"""

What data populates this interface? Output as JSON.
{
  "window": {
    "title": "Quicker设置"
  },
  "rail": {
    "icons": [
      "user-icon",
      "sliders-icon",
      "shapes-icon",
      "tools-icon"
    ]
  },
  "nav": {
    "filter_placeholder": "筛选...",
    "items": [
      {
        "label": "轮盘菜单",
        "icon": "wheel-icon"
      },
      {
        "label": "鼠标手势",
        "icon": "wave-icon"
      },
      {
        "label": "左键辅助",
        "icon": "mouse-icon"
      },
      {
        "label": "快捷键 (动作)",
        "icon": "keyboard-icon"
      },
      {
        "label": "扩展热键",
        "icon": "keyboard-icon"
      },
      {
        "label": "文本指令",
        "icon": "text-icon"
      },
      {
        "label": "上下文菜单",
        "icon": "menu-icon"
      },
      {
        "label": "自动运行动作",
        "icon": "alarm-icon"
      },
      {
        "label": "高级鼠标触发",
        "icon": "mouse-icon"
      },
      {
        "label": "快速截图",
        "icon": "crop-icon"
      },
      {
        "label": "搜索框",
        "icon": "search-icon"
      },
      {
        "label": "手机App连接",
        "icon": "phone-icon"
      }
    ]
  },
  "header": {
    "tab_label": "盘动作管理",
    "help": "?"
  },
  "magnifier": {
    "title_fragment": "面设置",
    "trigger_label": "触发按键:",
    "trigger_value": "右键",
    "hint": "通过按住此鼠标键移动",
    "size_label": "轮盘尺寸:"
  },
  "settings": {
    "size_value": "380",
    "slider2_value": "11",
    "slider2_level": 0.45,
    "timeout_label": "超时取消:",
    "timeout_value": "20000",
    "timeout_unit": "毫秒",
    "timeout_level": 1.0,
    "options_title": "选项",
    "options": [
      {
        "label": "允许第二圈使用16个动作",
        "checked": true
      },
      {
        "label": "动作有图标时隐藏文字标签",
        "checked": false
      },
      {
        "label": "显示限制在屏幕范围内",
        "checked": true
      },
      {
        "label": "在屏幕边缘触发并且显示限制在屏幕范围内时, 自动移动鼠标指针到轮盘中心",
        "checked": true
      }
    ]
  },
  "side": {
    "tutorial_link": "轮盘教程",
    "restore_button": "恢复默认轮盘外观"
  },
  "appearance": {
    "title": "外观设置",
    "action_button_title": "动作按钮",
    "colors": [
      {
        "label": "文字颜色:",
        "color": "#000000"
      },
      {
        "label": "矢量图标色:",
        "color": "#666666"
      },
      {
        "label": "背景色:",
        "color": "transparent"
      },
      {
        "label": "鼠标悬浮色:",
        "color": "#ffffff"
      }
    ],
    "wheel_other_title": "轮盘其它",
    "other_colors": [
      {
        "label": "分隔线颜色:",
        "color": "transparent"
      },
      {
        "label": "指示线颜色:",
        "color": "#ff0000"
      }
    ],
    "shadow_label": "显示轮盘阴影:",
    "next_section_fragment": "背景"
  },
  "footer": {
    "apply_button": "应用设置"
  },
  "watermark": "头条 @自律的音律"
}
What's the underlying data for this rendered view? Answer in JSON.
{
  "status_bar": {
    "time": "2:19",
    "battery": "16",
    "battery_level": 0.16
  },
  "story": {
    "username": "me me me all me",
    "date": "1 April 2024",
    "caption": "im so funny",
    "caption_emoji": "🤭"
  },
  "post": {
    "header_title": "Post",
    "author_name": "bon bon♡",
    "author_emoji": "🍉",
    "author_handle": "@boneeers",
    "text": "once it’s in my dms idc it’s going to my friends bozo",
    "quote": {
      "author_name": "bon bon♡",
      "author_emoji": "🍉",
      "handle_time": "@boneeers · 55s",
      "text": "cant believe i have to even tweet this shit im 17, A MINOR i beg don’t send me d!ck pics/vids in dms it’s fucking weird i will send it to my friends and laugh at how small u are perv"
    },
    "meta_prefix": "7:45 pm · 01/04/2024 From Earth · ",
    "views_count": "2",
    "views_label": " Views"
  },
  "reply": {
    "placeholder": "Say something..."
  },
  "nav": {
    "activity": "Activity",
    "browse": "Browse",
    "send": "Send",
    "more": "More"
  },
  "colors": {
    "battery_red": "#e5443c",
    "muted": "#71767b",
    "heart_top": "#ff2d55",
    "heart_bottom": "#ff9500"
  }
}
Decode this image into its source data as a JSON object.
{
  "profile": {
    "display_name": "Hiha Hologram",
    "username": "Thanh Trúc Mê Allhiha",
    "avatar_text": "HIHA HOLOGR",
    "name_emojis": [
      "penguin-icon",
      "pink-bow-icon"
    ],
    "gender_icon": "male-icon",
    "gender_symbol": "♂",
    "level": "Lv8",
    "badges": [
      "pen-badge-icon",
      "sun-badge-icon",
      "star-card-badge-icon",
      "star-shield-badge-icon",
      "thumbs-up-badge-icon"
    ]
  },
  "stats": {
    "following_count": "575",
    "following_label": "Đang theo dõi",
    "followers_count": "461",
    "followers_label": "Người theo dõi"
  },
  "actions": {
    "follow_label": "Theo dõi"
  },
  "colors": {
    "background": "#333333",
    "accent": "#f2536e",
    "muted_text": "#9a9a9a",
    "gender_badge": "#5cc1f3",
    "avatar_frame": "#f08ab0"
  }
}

"""

§ **Problem requirements**: List each line in the listing that contains the string "star".

§ **Task output**:
      "star-card-badge-icon",
      "star-shield-badge-icon",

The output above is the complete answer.